# TASK OBJECTIVE:
Copy each line of the entries that contains the word "Basturs".

**********

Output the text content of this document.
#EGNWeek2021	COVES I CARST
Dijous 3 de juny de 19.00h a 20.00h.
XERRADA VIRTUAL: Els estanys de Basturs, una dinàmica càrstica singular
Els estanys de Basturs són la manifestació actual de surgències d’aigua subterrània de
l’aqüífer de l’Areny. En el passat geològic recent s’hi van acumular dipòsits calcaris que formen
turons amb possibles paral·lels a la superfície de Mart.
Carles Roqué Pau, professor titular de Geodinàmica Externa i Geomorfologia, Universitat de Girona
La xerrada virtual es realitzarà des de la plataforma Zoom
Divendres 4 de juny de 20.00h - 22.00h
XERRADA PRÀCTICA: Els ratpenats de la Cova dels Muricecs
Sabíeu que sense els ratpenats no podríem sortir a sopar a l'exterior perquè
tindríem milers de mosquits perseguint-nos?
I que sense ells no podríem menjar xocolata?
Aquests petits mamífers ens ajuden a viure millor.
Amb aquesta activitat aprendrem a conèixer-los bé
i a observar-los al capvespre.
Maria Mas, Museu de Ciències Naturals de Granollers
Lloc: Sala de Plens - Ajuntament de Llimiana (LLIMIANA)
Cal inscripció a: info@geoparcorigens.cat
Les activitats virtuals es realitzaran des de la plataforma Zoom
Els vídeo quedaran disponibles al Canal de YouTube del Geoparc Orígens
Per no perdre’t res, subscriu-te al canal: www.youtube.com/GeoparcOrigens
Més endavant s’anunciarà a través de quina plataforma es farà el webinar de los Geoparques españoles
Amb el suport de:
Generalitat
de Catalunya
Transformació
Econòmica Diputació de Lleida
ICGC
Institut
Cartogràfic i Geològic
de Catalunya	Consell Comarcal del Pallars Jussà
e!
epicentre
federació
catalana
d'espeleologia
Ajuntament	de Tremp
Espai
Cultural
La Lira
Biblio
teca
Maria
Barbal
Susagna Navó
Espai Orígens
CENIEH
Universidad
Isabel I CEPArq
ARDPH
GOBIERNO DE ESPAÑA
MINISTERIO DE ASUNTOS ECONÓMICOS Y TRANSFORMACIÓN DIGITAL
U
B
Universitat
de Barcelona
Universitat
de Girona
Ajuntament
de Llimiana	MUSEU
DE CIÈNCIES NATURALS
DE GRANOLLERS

**********

# ANSWER TO THE TASK:
XERRADA VIRTUAL: Els estanys de Basturs, una dinàmica càrstica singular
Els estanys de Basturs són la manifestació actual de surgències d’aigua subterrània de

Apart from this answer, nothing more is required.